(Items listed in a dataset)
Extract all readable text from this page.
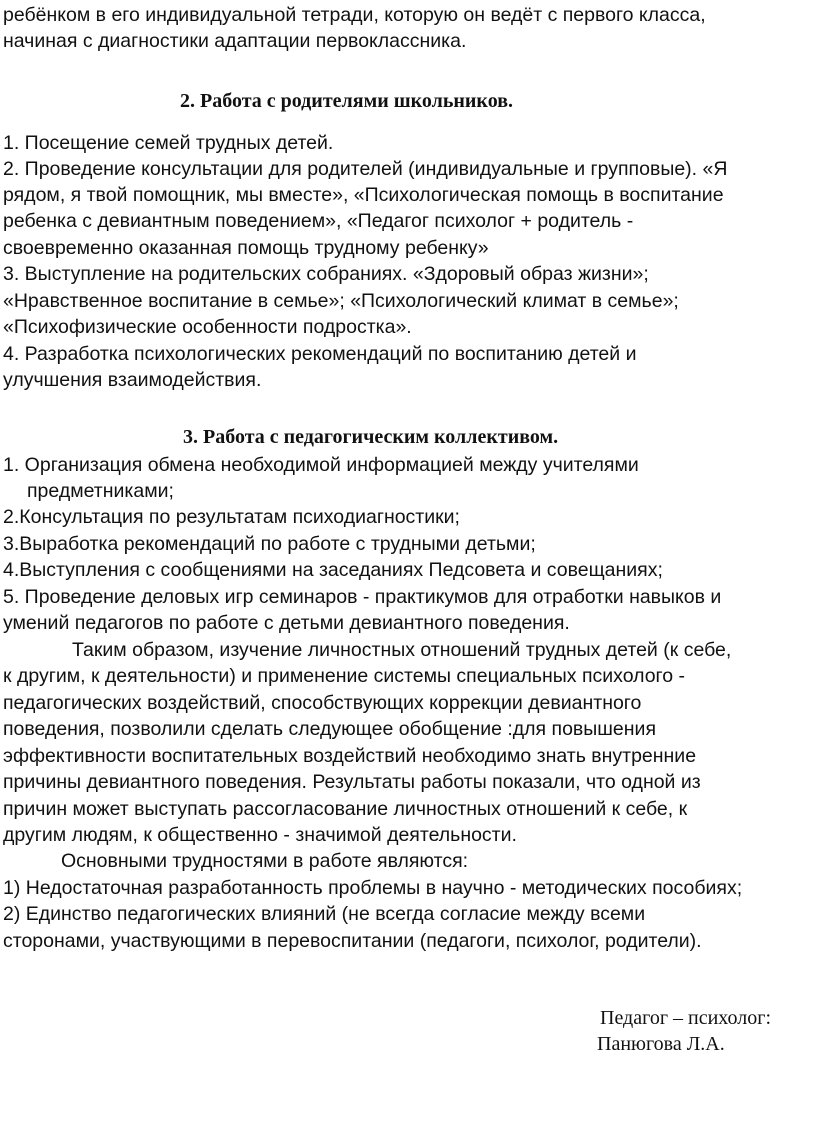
ребёнком в его индивидуальной тетради, которую он ведёт с первого класса,
начиная с диагностики адаптации первоклассника.
2. Работа с родителями школьников.
1. Посещение семей трудных детей.
2. Проведение консультации для родителей (индивидуальные и групповые). «Я
рядом, я твой помощник, мы вместе», «Психологическая помощь в воспитание
ребенка с девиантным поведением», «Педагог психолог + родитель -
своевременно оказанная помощь трудному ребенку»
3. Выступление на родительских собраниях. «Здоровый образ жизни»;
«Нравственное воспитание в семье»; «Психологический климат в семье»;
«Психофизические особенности подростка».
4. Разработка психологических рекомендаций по воспитанию детей и
улучшения взаимодействия.
3. Работа с педагогическим коллективом.
1. Организация обмена необходимой информацией между учителями
предметниками;
2.Консультация по результатам психодиагностики;
3.Выработка рекомендаций по работе с трудными детьми;
4.Выступления с сообщениями на заседаниях Педсовета и совещаниях;
5. Проведение деловых игр семинаров - практикумов для отработки навыков и
умений педагогов по работе с детьми девиантного поведения.
Таким образом, изучение личностных отношений трудных детей (к себе,
к другим, к деятельности) и применение системы специальных психолого -
педагогических воздействий, способствующих коррекции девиантного
поведения, позволили сделать следующее обобщение :для повышения
эффективности воспитательных воздействий необходимо знать внутренние
причины девиантного поведения. Результаты работы показали, что одной из
причин может выступать рассогласование личностных отношений к себе, к
другим людям, к общественно - значимой деятельности.
Основными трудностями в работе являются:
1) Недостаточная разработанность проблемы в научно - методических пособиях;
2) Единство педагогических влияний (не всегда согласие между всеми
сторонами, участвующими в перевоспитании (педагоги, психолог, родители).
Педагог – психолог:
Панюгова Л.А.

**WHAT TO DO:** From the listing, extract all text exactly as given and drop any picture.

**TASK RESULT:**
Extract all readable text from this page.
ребёнком в его индивидуальной тетради, которую он ведёт с первого класса,
начиная с диагностики адаптации первоклассника.
2. Работа с родителями школьников.
1. Посещение семей трудных детей.
2. Проведение консультации для родителей (индивидуальные и групповые). «Я
рядом, я твой помощник, мы вместе», «Психологическая помощь в воспитание
ребенка с девиантным поведением», «Педагог психолог + родитель -
своевременно оказанная помощь трудному ребенку»
3. Выступление на родительских собраниях. «Здоровый образ жизни»;
«Нравственное воспитание в семье»; «Психологический климат в семье»;
«Психофизические особенности подростка».
4. Разработка психологических рекомендаций по воспитанию детей и
улучшения взаимодействия.
3. Работа с педагогическим коллективом.
1. Организация обмена необходимой информацией между учителями
предметниками;
2.Консультация по результатам психодиагностики;
3.Выработка рекомендаций по работе с трудными детьми;
4.Выступления с сообщениями на заседаниях Педсовета и совещаниях;
5. Проведение деловых игр семинаров - практикумов для отработки навыков и
умений педагогов по работе с детьми девиантного поведения.
Таким образом, изучение личностных отношений трудных детей (к себе,
к другим, к деятельности) и применение системы специальных психолого -
педагогических воздействий, способствующих коррекции девиантного
поведения, позволили сделать следующее обобщение :для повышения
эффективности воспитательных воздействий необходимо знать внутренние
причины девиантного поведения. Результаты работы показали, что одной из
причин может выступать рассогласование личностных отношений к себе, к
другим людям, к общественно - значимой деятельности.
Основными трудностями в работе являются:
1) Недостаточная разработанность проблемы в научно - методических пособиях;
2) Единство педагогических влияний (не всегда согласие между всеми
сторонами, участвующими в перевоспитании (педагоги, психолог, родители).
Педагог – психолог:
Панюгова Л.А.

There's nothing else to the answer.